- _Exercise instructions_: Reproduce the rows below without any changes.

(Source records)
** BEGIN **

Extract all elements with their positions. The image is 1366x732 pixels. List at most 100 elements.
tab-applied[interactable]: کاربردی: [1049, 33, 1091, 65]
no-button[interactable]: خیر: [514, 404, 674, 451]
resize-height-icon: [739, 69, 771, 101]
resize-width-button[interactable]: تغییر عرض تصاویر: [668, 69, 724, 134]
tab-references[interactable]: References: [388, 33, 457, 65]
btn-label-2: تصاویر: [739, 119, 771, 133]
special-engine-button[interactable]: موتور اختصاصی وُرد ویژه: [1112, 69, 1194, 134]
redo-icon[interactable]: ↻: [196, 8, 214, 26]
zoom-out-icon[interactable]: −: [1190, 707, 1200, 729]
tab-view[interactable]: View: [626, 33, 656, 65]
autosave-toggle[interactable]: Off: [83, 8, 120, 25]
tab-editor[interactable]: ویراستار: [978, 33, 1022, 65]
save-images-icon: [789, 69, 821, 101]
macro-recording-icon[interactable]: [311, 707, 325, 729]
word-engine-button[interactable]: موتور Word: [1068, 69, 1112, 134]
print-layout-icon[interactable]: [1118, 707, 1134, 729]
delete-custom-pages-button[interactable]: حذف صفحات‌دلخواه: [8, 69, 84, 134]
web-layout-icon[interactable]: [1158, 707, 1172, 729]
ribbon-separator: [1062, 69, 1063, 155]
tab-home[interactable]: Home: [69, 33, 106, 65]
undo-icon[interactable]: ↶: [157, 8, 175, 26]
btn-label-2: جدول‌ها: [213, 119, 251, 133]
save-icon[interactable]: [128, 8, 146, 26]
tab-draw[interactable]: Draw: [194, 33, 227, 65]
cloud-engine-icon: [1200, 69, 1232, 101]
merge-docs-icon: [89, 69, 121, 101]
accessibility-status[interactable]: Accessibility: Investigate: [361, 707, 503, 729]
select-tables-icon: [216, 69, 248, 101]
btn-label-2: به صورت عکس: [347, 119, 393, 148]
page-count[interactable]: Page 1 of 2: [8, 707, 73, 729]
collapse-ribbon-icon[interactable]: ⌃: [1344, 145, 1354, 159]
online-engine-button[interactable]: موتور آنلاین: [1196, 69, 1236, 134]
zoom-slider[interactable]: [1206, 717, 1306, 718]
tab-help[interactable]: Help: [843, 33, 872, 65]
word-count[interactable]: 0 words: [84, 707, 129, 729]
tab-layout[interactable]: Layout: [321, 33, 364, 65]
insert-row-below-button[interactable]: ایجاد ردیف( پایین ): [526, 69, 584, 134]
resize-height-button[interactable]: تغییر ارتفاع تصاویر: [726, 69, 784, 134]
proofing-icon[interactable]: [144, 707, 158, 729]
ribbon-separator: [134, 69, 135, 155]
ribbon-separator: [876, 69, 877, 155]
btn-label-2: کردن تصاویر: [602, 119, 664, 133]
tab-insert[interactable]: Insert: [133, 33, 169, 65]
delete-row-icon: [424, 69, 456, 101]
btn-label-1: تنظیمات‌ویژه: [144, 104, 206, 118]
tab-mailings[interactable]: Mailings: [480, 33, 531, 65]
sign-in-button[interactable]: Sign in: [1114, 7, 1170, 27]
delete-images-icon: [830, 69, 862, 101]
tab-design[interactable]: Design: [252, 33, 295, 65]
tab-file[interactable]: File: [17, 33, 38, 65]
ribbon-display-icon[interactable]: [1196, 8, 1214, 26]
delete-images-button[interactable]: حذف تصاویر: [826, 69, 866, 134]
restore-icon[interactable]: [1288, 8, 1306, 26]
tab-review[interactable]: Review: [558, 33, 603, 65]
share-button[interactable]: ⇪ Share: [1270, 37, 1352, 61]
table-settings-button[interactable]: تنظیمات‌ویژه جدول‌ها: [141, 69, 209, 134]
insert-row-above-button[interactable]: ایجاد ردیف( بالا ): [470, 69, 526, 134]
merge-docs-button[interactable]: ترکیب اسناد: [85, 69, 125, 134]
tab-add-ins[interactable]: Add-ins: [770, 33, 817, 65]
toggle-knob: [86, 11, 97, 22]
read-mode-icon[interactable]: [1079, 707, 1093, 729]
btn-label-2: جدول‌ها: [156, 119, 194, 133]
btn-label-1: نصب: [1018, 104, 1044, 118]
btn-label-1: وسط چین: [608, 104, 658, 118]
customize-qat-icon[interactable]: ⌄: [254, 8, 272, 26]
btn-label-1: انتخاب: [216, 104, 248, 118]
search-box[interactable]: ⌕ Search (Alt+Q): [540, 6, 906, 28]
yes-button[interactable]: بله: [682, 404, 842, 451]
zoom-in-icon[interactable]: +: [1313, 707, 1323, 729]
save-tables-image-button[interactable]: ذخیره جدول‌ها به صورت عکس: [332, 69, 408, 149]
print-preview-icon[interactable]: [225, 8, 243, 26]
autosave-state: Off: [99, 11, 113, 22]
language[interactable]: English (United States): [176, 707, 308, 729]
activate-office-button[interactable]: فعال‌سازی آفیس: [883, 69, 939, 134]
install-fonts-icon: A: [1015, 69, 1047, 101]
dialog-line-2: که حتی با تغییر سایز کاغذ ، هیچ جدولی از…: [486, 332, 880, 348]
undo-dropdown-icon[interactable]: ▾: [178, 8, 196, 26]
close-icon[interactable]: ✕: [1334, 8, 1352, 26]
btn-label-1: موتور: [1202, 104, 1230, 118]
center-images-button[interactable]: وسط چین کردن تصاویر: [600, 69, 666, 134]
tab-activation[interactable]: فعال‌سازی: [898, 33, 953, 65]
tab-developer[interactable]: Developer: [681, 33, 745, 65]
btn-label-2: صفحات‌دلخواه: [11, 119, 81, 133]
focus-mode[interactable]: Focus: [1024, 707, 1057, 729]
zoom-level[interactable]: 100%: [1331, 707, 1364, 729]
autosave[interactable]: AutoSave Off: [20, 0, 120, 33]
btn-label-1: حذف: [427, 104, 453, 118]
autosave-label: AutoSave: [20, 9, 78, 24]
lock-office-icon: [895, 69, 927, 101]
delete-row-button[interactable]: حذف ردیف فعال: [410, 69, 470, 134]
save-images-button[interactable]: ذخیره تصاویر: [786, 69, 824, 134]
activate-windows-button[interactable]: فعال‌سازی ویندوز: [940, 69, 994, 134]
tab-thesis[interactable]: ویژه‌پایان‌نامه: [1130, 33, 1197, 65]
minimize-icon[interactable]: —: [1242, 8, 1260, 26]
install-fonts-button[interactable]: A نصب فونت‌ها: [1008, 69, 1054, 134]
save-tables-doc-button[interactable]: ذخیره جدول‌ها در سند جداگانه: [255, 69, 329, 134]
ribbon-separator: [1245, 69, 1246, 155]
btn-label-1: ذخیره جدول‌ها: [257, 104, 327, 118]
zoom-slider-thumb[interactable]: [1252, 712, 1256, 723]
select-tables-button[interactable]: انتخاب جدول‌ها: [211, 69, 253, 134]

** END **

- _Solution to the problem_:
Extract all elements with their positions. The image is 1366x732 pixels. List at most 100 elements.
tab-applied[interactable]: کاربردی: [1049, 33, 1091, 65]
no-button[interactable]: خیر: [514, 404, 674, 451]
resize-height-icon: [739, 69, 771, 101]
resize-width-button[interactable]: تغییر عرض تصاویر: [668, 69, 724, 134]
tab-references[interactable]: References: [388, 33, 457, 65]
btn-label-2: تصاویر: [739, 119, 771, 133]
special-engine-button[interactable]: موتور اختصاصی وُرد ویژه: [1112, 69, 1194, 134]
redo-icon[interactable]: ↻: [196, 8, 214, 26]
zoom-out-icon[interactable]: −: [1190, 707, 1200, 729]
tab-view[interactable]: View: [626, 33, 656, 65]
autosave-toggle[interactable]: Off: [83, 8, 120, 25]
tab-editor[interactable]: ویراستار: [978, 33, 1022, 65]
save-images-icon: [789, 69, 821, 101]
macro-recording-icon[interactable]: [311, 707, 325, 729]
word-engine-button[interactable]: موتور Word: [1068, 69, 1112, 134]
print-layout-icon[interactable]: [1118, 707, 1134, 729]
delete-custom-pages-button[interactable]: حذف صفحات‌دلخواه: [8, 69, 84, 134]
web-layout-icon[interactable]: [1158, 707, 1172, 729]
ribbon-separator: [1062, 69, 1063, 155]
tab-home[interactable]: Home: [69, 33, 106, 65]
undo-icon[interactable]: ↶: [157, 8, 175, 26]
btn-label-2: جدول‌ها: [213, 119, 251, 133]
save-icon[interactable]: [128, 8, 146, 26]
tab-draw[interactable]: Draw: [194, 33, 227, 65]
cloud-engine-icon: [1200, 69, 1232, 101]
merge-docs-icon: [89, 69, 121, 101]
accessibility-status[interactable]: Accessibility: Investigate: [361, 707, 503, 729]
select-tables-icon: [216, 69, 248, 101]
btn-label-2: به صورت عکس: [347, 119, 393, 148]
page-count[interactable]: Page 1 of 2: [8, 707, 73, 729]
collapse-ribbon-icon[interactable]: ⌃: [1344, 145, 1354, 159]
online-engine-button[interactable]: موتور آنلاین: [1196, 69, 1236, 134]
zoom-slider[interactable]: [1206, 717, 1306, 718]
tab-help[interactable]: Help: [843, 33, 872, 65]
word-count[interactable]: 0 words: [84, 707, 129, 729]
tab-layout[interactable]: Layout: [321, 33, 364, 65]
insert-row-below-button[interactable]: ایجاد ردیف( پایین ): [526, 69, 584, 134]
resize-height-button[interactable]: تغییر ارتفاع تصاویر: [726, 69, 784, 134]
proofing-icon[interactable]: [144, 707, 158, 729]
ribbon-separator: [134, 69, 135, 155]
ribbon-separator: [876, 69, 877, 155]
btn-label-2: کردن تصاویر: [602, 119, 664, 133]
tab-insert[interactable]: Insert: [133, 33, 169, 65]
delete-row-icon: [424, 69, 456, 101]
btn-label-1: تنظیمات‌ویژه: [144, 104, 206, 118]
tab-mailings[interactable]: Mailings: [480, 33, 531, 65]
sign-in-button[interactable]: Sign in: [1114, 7, 1170, 27]
delete-images-icon: [830, 69, 862, 101]
tab-design[interactable]: Design: [252, 33, 295, 65]
tab-file[interactable]: File: [17, 33, 38, 65]
ribbon-display-icon[interactable]: [1196, 8, 1214, 26]
delete-images-button[interactable]: حذف تصاویر: [826, 69, 866, 134]
restore-icon[interactable]: [1288, 8, 1306, 26]
tab-review[interactable]: Review: [558, 33, 603, 65]
share-button[interactable]: ⇪ Share: [1270, 37, 1352, 61]
table-settings-button[interactable]: تنظیمات‌ویژه جدول‌ها: [141, 69, 209, 134]
insert-row-above-button[interactable]: ایجاد ردیف( بالا ): [470, 69, 526, 134]
merge-docs-button[interactable]: ترکیب اسناد: [85, 69, 125, 134]
tab-add-ins[interactable]: Add-ins: [770, 33, 817, 65]
toggle-knob: [86, 11, 97, 22]
read-mode-icon[interactable]: [1079, 707, 1093, 729]
btn-label-2: جدول‌ها: [156, 119, 194, 133]
btn-label-1: نصب: [1018, 104, 1044, 118]
btn-label-1: وسط چین: [608, 104, 658, 118]
customize-qat-icon[interactable]: ⌄: [254, 8, 272, 26]
btn-label-1: انتخاب: [216, 104, 248, 118]
search-box[interactable]: ⌕ Search (Alt+Q): [540, 6, 906, 28]
yes-button[interactable]: بله: [682, 404, 842, 451]
zoom-in-icon[interactable]: +: [1313, 707, 1323, 729]
save-tables-image-button[interactable]: ذخیره جدول‌ها به صورت عکس: [332, 69, 408, 149]
print-preview-icon[interactable]: [225, 8, 243, 26]
autosave-state: Off: [99, 11, 113, 22]
language[interactable]: English (United States): [176, 707, 308, 729]
activate-office-button[interactable]: فعال‌سازی آفیس: [883, 69, 939, 134]
install-fonts-icon: A: [1015, 69, 1047, 101]
dialog-line-2: که حتی با تغییر سایز کاغذ ، هیچ جدولی از…: [486, 332, 880, 348]
undo-dropdown-icon[interactable]: ▾: [178, 8, 196, 26]
close-icon[interactable]: ✕: [1334, 8, 1352, 26]
btn-label-1: موتور: [1202, 104, 1230, 118]
center-images-button[interactable]: وسط چین کردن تصاویر: [600, 69, 666, 134]
tab-activation[interactable]: فعال‌سازی: [898, 33, 953, 65]
tab-developer[interactable]: Developer: [681, 33, 745, 65]
btn-label-2: صفحات‌دلخواه: [11, 119, 81, 133]
focus-mode[interactable]: Focus: [1024, 707, 1057, 729]
zoom-level[interactable]: 100%: [1331, 707, 1364, 729]
autosave[interactable]: AutoSave Off: [20, 0, 120, 33]
btn-label-1: حذف: [427, 104, 453, 118]
autosave-label: AutoSave: [20, 9, 78, 24]
lock-office-icon: [895, 69, 927, 101]
delete-row-button[interactable]: حذف ردیف فعال: [410, 69, 470, 134]
save-images-button[interactable]: ذخیره تصاویر: [786, 69, 824, 134]
activate-windows-button[interactable]: فعال‌سازی ویندوز: [940, 69, 994, 134]
tab-thesis[interactable]: ویژه‌پایان‌نامه: [1130, 33, 1197, 65]
minimize-icon[interactable]: —: [1242, 8, 1260, 26]
install-fonts-button[interactable]: A نصب فونت‌ها: [1008, 69, 1054, 134]
save-tables-doc-button[interactable]: ذخیره جدول‌ها در سند جداگانه: [255, 69, 329, 134]
ribbon-separator: [1245, 69, 1246, 155]
btn-label-1: ذخیره جدول‌ها: [257, 104, 327, 118]
zoom-slider-thumb[interactable]: [1252, 712, 1256, 723]
select-tables-button[interactable]: انتخاب جدول‌ها: [211, 69, 253, 134]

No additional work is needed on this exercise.